Written instruction:
Gather every line from the entries below that includes "Total".

Data supplied:
..........

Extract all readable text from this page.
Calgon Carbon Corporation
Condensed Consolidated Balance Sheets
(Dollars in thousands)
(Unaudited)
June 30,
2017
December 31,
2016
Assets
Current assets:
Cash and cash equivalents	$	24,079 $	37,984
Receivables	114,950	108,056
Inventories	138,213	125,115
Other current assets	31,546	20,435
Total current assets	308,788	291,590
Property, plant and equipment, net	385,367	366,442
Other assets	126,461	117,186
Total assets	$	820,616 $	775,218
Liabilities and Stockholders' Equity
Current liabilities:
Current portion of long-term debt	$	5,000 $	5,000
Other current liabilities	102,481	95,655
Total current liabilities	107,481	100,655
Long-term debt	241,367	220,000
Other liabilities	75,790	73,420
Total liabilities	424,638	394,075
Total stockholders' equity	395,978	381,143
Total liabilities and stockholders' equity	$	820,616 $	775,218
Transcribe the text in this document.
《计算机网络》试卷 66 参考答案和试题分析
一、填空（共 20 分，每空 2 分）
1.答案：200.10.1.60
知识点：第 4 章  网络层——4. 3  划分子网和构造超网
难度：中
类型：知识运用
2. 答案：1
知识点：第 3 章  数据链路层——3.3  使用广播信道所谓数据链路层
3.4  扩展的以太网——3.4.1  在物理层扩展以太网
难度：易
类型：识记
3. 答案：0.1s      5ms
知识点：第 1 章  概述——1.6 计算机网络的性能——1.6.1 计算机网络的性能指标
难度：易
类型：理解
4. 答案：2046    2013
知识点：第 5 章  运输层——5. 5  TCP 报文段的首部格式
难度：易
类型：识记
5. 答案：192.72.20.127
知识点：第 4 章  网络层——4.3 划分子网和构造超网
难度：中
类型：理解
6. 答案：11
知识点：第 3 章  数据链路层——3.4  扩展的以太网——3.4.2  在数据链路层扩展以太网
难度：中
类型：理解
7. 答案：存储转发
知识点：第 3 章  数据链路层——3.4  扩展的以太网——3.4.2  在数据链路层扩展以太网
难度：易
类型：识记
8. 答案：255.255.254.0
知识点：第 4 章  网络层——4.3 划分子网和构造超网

..........

Response to the task:
Total current assets	308,788	291,590
Total assets	$	820,616 $	775,218
Total current liabilities	107,481	100,655
Total liabilities	424,638	394,075
Total stockholders' equity	395,978	381,143
Total liabilities and stockholders' equity	$	820,616 $	775,218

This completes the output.